Reproduce every record exactly as it appears, but not the pictures.

■ **STORED RECORDS**
※ ※ ※

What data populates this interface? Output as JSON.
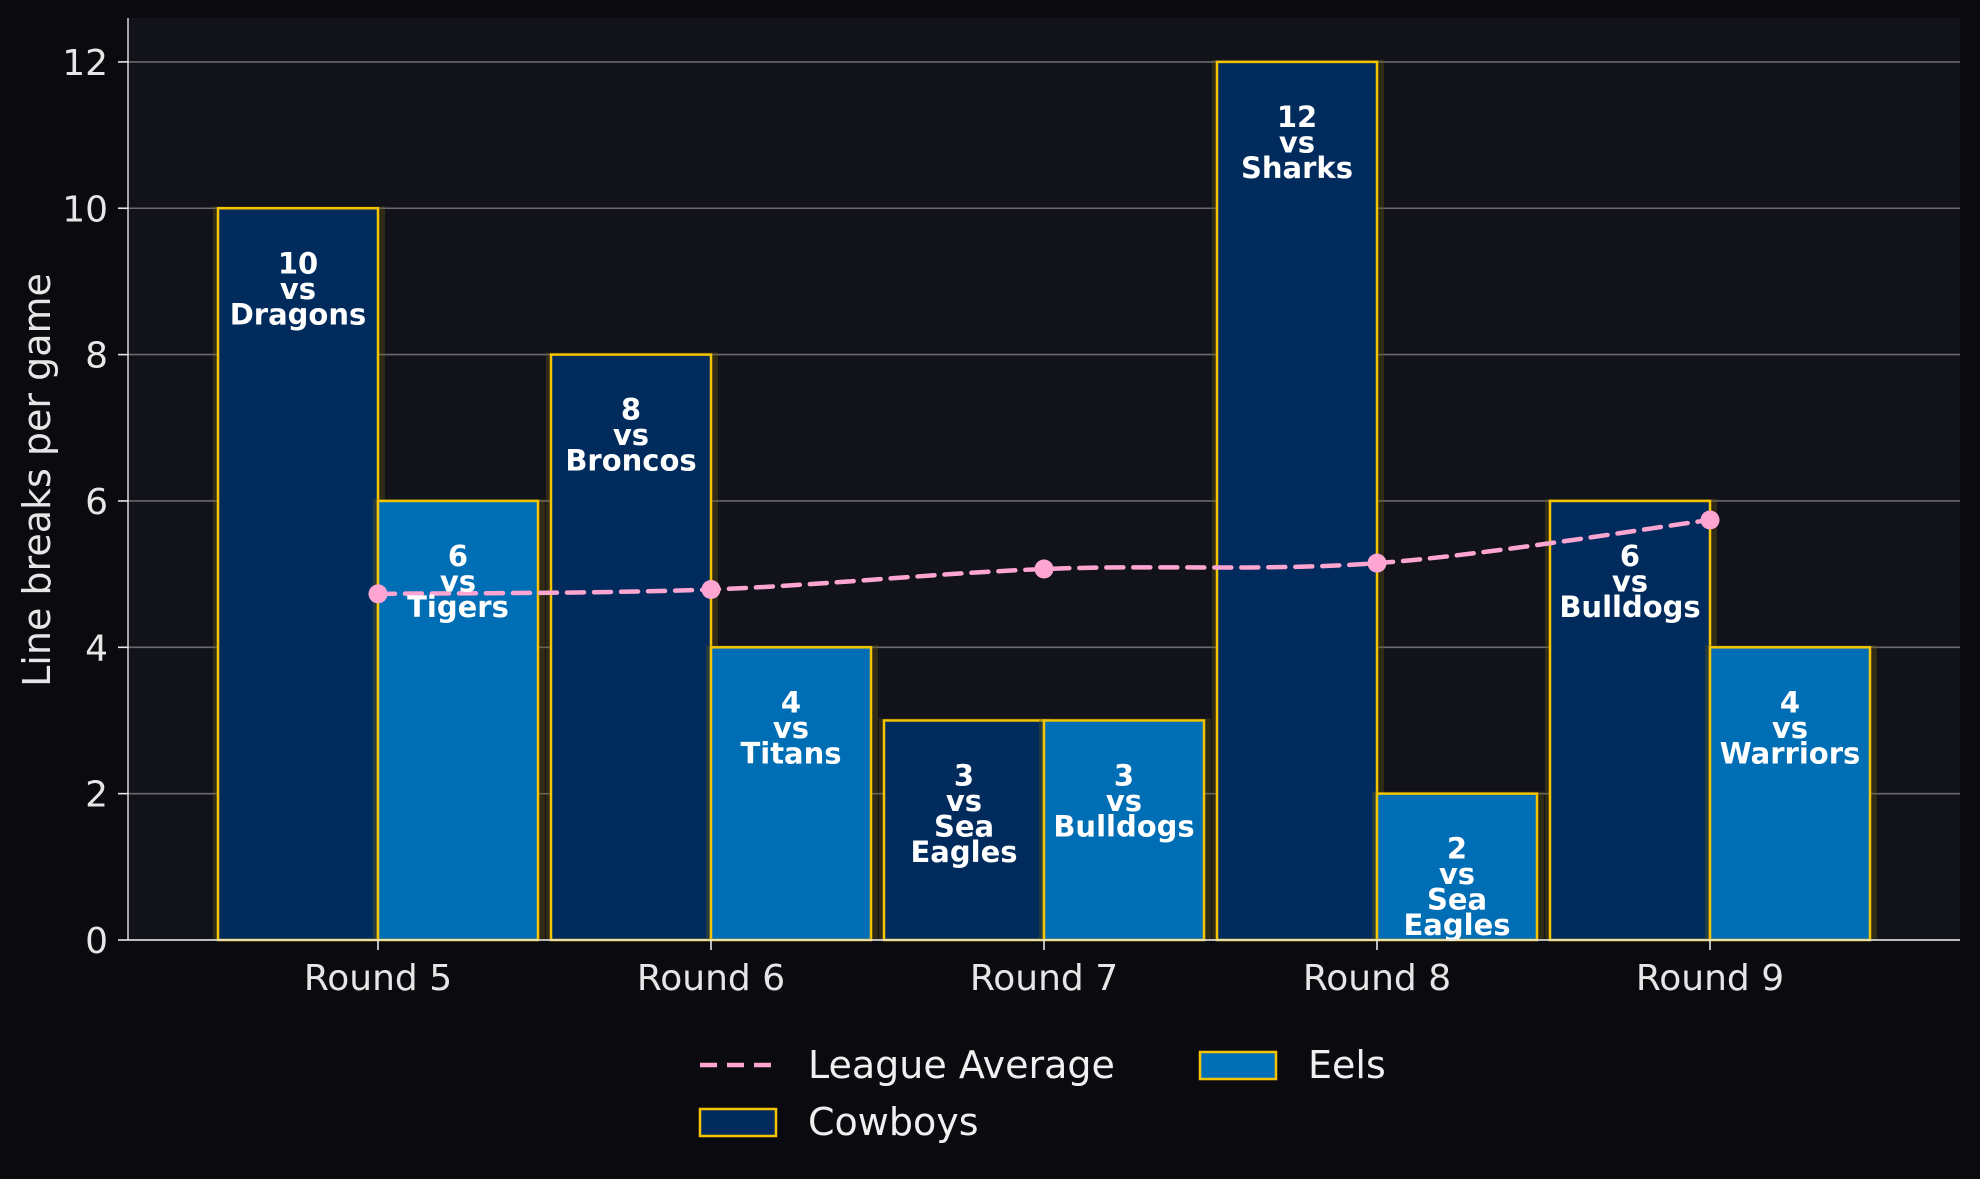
{
  "chart_data": {
    "type": "bar",
    "xlabel": "",
    "ylabel": "Line breaks per game",
    "ylim": [
      0,
      12.6
    ],
    "yticks": [
      0,
      2,
      4,
      6,
      8,
      10,
      12
    ],
    "categories": [
      "Round 5",
      "Round 6",
      "Round 7",
      "Round 8",
      "Round 9"
    ],
    "grid": "horizontal",
    "legend_placement": "bottom-center",
    "series": [
      {
        "name": "Cowboys",
        "type": "bar",
        "color": "#002b5c",
        "edge_color": "#f5c400",
        "values": [
          10,
          8,
          3,
          12,
          6
        ],
        "labels": [
          [
            "10",
            "vs",
            "Dragons"
          ],
          [
            "8",
            "vs",
            "Broncos"
          ],
          [
            "3",
            "vs",
            "Sea",
            "Eagles"
          ],
          [
            "12",
            "vs",
            "Sharks"
          ],
          [
            "6",
            "vs",
            "Bulldogs"
          ]
        ]
      },
      {
        "name": "Eels",
        "type": "bar",
        "color": "#006eb5",
        "edge_color": "#f5c400",
        "values": [
          6,
          4,
          3,
          2,
          4
        ],
        "labels": [
          [
            "6",
            "vs",
            "Tigers"
          ],
          [
            "4",
            "vs",
            "Titans"
          ],
          [
            "3",
            "vs",
            "Bulldogs"
          ],
          [
            "2",
            "vs",
            "Sea",
            "Eagles"
          ],
          [
            "4",
            "vs",
            "Warriors"
          ]
        ]
      },
      {
        "name": "League Average",
        "type": "line",
        "color": "#ffa5d2",
        "style": "dashed",
        "values": [
          4.73,
          4.79,
          5.07,
          5.15,
          5.74
        ]
      }
    ],
    "legend_order": [
      "League Average",
      "Eels",
      "Cowboys"
    ]
  },
  "colors": {
    "background": "#0b0b0f",
    "plot_background": "#12131a",
    "grid": "#6a6a6a",
    "text": "#e6e6e6"
  }
}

※ ※ ※

■ **OUTPUT**
What data populates this interface? Output as JSON.
{
  "chart_data": {
    "type": "bar",
    "xlabel": "",
    "ylabel": "Line breaks per game",
    "ylim": [
      0,
      12.6
    ],
    "yticks": [
      0,
      2,
      4,
      6,
      8,
      10,
      12
    ],
    "categories": [
      "Round 5",
      "Round 6",
      "Round 7",
      "Round 8",
      "Round 9"
    ],
    "grid": "horizontal",
    "legend_placement": "bottom-center",
    "series": [
      {
        "name": "Cowboys",
        "type": "bar",
        "color": "#002b5c",
        "edge_color": "#f5c400",
        "values": [
          10,
          8,
          3,
          12,
          6
        ],
        "labels": [
          [
            "10",
            "vs",
            "Dragons"
          ],
          [
            "8",
            "vs",
            "Broncos"
          ],
          [
            "3",
            "vs",
            "Sea",
            "Eagles"
          ],
          [
            "12",
            "vs",
            "Sharks"
          ],
          [
            "6",
            "vs",
            "Bulldogs"
          ]
        ]
      },
      {
        "name": "Eels",
        "type": "bar",
        "color": "#006eb5",
        "edge_color": "#f5c400",
        "values": [
          6,
          4,
          3,
          2,
          4
        ],
        "labels": [
          [
            "6",
            "vs",
            "Tigers"
          ],
          [
            "4",
            "vs",
            "Titans"
          ],
          [
            "3",
            "vs",
            "Bulldogs"
          ],
          [
            "2",
            "vs",
            "Sea",
            "Eagles"
          ],
          [
            "4",
            "vs",
            "Warriors"
          ]
        ]
      },
      {
        "name": "League Average",
        "type": "line",
        "color": "#ffa5d2",
        "style": "dashed",
        "values": [
          4.73,
          4.79,
          5.07,
          5.15,
          5.74
        ]
      }
    ],
    "legend_order": [
      "League Average",
      "Eels",
      "Cowboys"
    ]
  },
  "colors": {
    "background": "#0b0b0f",
    "plot_background": "#12131a",
    "grid": "#6a6a6a",
    "text": "#e6e6e6"
  }
}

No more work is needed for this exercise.